■ Directions for this task ■
Every line below must be reproduced exactly. Copy them all.

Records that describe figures
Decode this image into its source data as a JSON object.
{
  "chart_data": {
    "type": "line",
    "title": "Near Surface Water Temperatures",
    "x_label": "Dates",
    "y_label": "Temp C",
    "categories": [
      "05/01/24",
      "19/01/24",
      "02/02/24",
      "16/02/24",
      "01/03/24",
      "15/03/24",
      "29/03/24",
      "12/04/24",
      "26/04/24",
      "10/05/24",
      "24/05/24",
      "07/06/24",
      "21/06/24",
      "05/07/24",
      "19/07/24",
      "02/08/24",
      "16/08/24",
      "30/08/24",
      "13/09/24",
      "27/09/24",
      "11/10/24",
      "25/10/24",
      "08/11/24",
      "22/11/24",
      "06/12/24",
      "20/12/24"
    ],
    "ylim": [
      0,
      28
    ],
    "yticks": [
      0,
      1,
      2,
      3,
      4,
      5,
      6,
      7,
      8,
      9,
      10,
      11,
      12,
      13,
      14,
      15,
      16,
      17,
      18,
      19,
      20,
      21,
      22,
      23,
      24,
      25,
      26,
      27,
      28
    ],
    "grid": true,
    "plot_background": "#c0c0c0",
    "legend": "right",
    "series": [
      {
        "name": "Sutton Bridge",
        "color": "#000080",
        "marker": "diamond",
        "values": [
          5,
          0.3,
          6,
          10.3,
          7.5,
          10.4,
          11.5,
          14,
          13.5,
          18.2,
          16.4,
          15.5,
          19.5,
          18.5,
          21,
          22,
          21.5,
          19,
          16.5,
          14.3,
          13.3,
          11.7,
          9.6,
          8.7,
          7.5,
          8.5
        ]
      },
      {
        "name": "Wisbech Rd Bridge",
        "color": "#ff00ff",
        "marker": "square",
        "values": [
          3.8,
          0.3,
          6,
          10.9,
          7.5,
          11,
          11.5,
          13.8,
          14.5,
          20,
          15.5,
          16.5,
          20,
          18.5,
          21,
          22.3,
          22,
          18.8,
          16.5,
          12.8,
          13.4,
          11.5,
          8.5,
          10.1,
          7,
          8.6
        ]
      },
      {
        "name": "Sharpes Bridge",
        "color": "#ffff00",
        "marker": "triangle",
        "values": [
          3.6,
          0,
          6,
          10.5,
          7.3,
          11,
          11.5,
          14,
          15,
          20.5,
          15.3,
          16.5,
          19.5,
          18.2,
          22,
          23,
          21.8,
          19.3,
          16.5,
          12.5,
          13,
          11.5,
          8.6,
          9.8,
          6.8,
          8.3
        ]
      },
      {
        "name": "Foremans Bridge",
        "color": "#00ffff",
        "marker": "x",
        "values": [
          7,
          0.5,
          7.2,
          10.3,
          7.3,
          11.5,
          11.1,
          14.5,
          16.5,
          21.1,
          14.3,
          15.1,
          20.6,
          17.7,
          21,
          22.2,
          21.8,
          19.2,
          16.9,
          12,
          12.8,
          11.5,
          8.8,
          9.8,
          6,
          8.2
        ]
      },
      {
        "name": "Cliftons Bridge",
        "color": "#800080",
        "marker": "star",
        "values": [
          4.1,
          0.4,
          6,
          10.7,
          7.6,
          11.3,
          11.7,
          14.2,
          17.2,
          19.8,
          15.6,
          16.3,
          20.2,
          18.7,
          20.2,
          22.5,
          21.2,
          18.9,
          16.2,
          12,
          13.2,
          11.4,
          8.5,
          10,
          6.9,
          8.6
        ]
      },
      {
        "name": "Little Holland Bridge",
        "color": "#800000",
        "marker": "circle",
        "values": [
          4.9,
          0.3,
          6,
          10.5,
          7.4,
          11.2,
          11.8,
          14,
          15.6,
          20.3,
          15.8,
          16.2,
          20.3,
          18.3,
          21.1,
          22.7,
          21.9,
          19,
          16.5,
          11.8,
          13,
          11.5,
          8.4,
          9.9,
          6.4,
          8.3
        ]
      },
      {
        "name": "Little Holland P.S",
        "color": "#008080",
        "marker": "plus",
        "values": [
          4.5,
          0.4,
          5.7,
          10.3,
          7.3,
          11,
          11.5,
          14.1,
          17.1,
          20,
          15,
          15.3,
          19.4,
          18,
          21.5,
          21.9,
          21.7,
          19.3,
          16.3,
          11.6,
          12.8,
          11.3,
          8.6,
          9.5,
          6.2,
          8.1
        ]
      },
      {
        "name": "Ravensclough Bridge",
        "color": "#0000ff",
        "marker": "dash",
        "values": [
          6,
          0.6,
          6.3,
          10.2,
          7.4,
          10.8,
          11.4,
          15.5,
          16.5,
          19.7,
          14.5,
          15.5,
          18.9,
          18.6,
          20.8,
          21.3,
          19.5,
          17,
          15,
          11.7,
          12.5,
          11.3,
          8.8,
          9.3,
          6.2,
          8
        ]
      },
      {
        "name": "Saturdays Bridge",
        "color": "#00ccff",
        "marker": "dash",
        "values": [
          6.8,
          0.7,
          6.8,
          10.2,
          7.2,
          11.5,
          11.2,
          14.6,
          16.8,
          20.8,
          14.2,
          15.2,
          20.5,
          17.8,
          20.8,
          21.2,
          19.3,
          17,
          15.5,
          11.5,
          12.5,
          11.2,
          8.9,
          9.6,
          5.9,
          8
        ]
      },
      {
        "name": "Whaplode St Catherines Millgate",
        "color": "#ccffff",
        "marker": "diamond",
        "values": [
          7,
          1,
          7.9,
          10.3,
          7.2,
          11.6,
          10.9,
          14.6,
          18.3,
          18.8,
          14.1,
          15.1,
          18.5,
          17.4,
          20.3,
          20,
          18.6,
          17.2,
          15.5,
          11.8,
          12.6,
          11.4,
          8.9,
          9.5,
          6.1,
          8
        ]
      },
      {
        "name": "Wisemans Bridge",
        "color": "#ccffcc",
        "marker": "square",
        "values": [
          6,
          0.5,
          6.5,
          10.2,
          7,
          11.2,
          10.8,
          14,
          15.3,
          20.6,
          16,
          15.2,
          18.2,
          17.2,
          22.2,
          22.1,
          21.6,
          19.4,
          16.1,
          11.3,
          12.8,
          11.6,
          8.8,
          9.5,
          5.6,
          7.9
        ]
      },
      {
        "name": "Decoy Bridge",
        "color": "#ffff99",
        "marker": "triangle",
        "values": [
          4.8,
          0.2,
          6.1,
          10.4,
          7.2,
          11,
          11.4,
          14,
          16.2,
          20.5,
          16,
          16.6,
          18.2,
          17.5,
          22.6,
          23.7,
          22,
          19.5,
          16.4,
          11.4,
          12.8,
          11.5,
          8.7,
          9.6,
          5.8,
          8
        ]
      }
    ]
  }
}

■ Expected output ■
Decode this image into its source data as a JSON object.
{
  "chart_data": {
    "type": "line",
    "title": "Near Surface Water Temperatures",
    "x_label": "Dates",
    "y_label": "Temp C",
    "categories": [
      "05/01/24",
      "19/01/24",
      "02/02/24",
      "16/02/24",
      "01/03/24",
      "15/03/24",
      "29/03/24",
      "12/04/24",
      "26/04/24",
      "10/05/24",
      "24/05/24",
      "07/06/24",
      "21/06/24",
      "05/07/24",
      "19/07/24",
      "02/08/24",
      "16/08/24",
      "30/08/24",
      "13/09/24",
      "27/09/24",
      "11/10/24",
      "25/10/24",
      "08/11/24",
      "22/11/24",
      "06/12/24",
      "20/12/24"
    ],
    "ylim": [
      0,
      28
    ],
    "yticks": [
      0,
      1,
      2,
      3,
      4,
      5,
      6,
      7,
      8,
      9,
      10,
      11,
      12,
      13,
      14,
      15,
      16,
      17,
      18,
      19,
      20,
      21,
      22,
      23,
      24,
      25,
      26,
      27,
      28
    ],
    "grid": true,
    "plot_background": "#c0c0c0",
    "legend": "right",
    "series": [
      {
        "name": "Sutton Bridge",
        "color": "#000080",
        "marker": "diamond",
        "values": [
          5,
          0.3,
          6,
          10.3,
          7.5,
          10.4,
          11.5,
          14,
          13.5,
          18.2,
          16.4,
          15.5,
          19.5,
          18.5,
          21,
          22,
          21.5,
          19,
          16.5,
          14.3,
          13.3,
          11.7,
          9.6,
          8.7,
          7.5,
          8.5
        ]
      },
      {
        "name": "Wisbech Rd Bridge",
        "color": "#ff00ff",
        "marker": "square",
        "values": [
          3.8,
          0.3,
          6,
          10.9,
          7.5,
          11,
          11.5,
          13.8,
          14.5,
          20,
          15.5,
          16.5,
          20,
          18.5,
          21,
          22.3,
          22,
          18.8,
          16.5,
          12.8,
          13.4,
          11.5,
          8.5,
          10.1,
          7,
          8.6
        ]
      },
      {
        "name": "Sharpes Bridge",
        "color": "#ffff00",
        "marker": "triangle",
        "values": [
          3.6,
          0,
          6,
          10.5,
          7.3,
          11,
          11.5,
          14,
          15,
          20.5,
          15.3,
          16.5,
          19.5,
          18.2,
          22,
          23,
          21.8,
          19.3,
          16.5,
          12.5,
          13,
          11.5,
          8.6,
          9.8,
          6.8,
          8.3
        ]
      },
      {
        "name": "Foremans Bridge",
        "color": "#00ffff",
        "marker": "x",
        "values": [
          7,
          0.5,
          7.2,
          10.3,
          7.3,
          11.5,
          11.1,
          14.5,
          16.5,
          21.1,
          14.3,
          15.1,
          20.6,
          17.7,
          21,
          22.2,
          21.8,
          19.2,
          16.9,
          12,
          12.8,
          11.5,
          8.8,
          9.8,
          6,
          8.2
        ]
      },
      {
        "name": "Cliftons Bridge",
        "color": "#800080",
        "marker": "star",
        "values": [
          4.1,
          0.4,
          6,
          10.7,
          7.6,
          11.3,
          11.7,
          14.2,
          17.2,
          19.8,
          15.6,
          16.3,
          20.2,
          18.7,
          20.2,
          22.5,
          21.2,
          18.9,
          16.2,
          12,
          13.2,
          11.4,
          8.5,
          10,
          6.9,
          8.6
        ]
      },
      {
        "name": "Little Holland Bridge",
        "color": "#800000",
        "marker": "circle",
        "values": [
          4.9,
          0.3,
          6,
          10.5,
          7.4,
          11.2,
          11.8,
          14,
          15.6,
          20.3,
          15.8,
          16.2,
          20.3,
          18.3,
          21.1,
          22.7,
          21.9,
          19,
          16.5,
          11.8,
          13,
          11.5,
          8.4,
          9.9,
          6.4,
          8.3
        ]
      },
      {
        "name": "Little Holland P.S",
        "color": "#008080",
        "marker": "plus",
        "values": [
          4.5,
          0.4,
          5.7,
          10.3,
          7.3,
          11,
          11.5,
          14.1,
          17.1,
          20,
          15,
          15.3,
          19.4,
          18,
          21.5,
          21.9,
          21.7,
          19.3,
          16.3,
          11.6,
          12.8,
          11.3,
          8.6,
          9.5,
          6.2,
          8.1
        ]
      },
      {
        "name": "Ravensclough Bridge",
        "color": "#0000ff",
        "marker": "dash",
        "values": [
          6,
          0.6,
          6.3,
          10.2,
          7.4,
          10.8,
          11.4,
          15.5,
          16.5,
          19.7,
          14.5,
          15.5,
          18.9,
          18.6,
          20.8,
          21.3,
          19.5,
          17,
          15,
          11.7,
          12.5,
          11.3,
          8.8,
          9.3,
          6.2,
          8
        ]
      },
      {
        "name": "Saturdays Bridge",
        "color": "#00ccff",
        "marker": "dash",
        "values": [
          6.8,
          0.7,
          6.8,
          10.2,
          7.2,
          11.5,
          11.2,
          14.6,
          16.8,
          20.8,
          14.2,
          15.2,
          20.5,
          17.8,
          20.8,
          21.2,
          19.3,
          17,
          15.5,
          11.5,
          12.5,
          11.2,
          8.9,
          9.6,
          5.9,
          8
        ]
      },
      {
        "name": "Whaplode St Catherines Millgate",
        "color": "#ccffff",
        "marker": "diamond",
        "values": [
          7,
          1,
          7.9,
          10.3,
          7.2,
          11.6,
          10.9,
          14.6,
          18.3,
          18.8,
          14.1,
          15.1,
          18.5,
          17.4,
          20.3,
          20,
          18.6,
          17.2,
          15.5,
          11.8,
          12.6,
          11.4,
          8.9,
          9.5,
          6.1,
          8
        ]
      },
      {
        "name": "Wisemans Bridge",
        "color": "#ccffcc",
        "marker": "square",
        "values": [
          6,
          0.5,
          6.5,
          10.2,
          7,
          11.2,
          10.8,
          14,
          15.3,
          20.6,
          16,
          15.2,
          18.2,
          17.2,
          22.2,
          22.1,
          21.6,
          19.4,
          16.1,
          11.3,
          12.8,
          11.6,
          8.8,
          9.5,
          5.6,
          7.9
        ]
      },
      {
        "name": "Decoy Bridge",
        "color": "#ffff99",
        "marker": "triangle",
        "values": [
          4.8,
          0.2,
          6.1,
          10.4,
          7.2,
          11,
          11.4,
          14,
          16.2,
          20.5,
          16,
          16.6,
          18.2,
          17.5,
          22.6,
          23.7,
          22,
          19.5,
          16.4,
          11.4,
          12.8,
          11.5,
          8.7,
          9.6,
          5.8,
          8
        ]
      }
    ]
  }
}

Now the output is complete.